● **Data provided**
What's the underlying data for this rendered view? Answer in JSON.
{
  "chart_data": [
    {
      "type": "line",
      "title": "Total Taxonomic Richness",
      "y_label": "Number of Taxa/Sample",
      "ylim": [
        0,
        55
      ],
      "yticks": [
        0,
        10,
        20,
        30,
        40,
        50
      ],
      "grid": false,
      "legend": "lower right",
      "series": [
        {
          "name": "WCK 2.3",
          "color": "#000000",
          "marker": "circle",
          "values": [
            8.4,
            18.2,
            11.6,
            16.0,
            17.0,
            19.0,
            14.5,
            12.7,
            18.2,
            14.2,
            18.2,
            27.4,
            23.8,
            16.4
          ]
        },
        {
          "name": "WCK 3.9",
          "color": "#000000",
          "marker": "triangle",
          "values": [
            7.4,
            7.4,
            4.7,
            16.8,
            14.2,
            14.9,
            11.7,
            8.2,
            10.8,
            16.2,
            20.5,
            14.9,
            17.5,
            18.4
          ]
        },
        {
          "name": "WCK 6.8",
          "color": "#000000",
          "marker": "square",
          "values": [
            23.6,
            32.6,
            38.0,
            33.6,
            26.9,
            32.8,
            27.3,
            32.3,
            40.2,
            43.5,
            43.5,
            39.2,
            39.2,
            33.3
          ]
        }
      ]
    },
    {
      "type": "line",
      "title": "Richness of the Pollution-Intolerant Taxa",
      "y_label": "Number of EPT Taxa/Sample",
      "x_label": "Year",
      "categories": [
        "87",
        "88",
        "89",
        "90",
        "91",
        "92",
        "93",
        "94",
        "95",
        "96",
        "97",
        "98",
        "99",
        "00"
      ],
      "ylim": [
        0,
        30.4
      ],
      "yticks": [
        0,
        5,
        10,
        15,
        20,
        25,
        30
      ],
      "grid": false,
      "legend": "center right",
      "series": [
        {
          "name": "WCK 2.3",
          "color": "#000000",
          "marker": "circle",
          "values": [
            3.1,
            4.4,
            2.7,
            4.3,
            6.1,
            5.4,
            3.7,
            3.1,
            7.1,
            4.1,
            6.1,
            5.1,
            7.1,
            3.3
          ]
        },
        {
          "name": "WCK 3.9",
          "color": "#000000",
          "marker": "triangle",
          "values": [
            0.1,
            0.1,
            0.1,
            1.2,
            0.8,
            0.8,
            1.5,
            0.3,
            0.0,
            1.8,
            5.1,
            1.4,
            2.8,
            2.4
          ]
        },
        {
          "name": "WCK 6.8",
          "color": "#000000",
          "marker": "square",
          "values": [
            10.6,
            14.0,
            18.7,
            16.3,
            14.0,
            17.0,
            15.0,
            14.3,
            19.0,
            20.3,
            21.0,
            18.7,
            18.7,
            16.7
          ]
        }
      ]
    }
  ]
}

● **Exercise details**
Search the preceding listing for the word "Taxa" and pull out every line that holds it.

● **Answer to this task**
      "y_label": "Number of Taxa/Sample",
      "title": "Richness of the Pollution-Intolerant Taxa",
      "y_label": "Number of EPT Taxa/Sample",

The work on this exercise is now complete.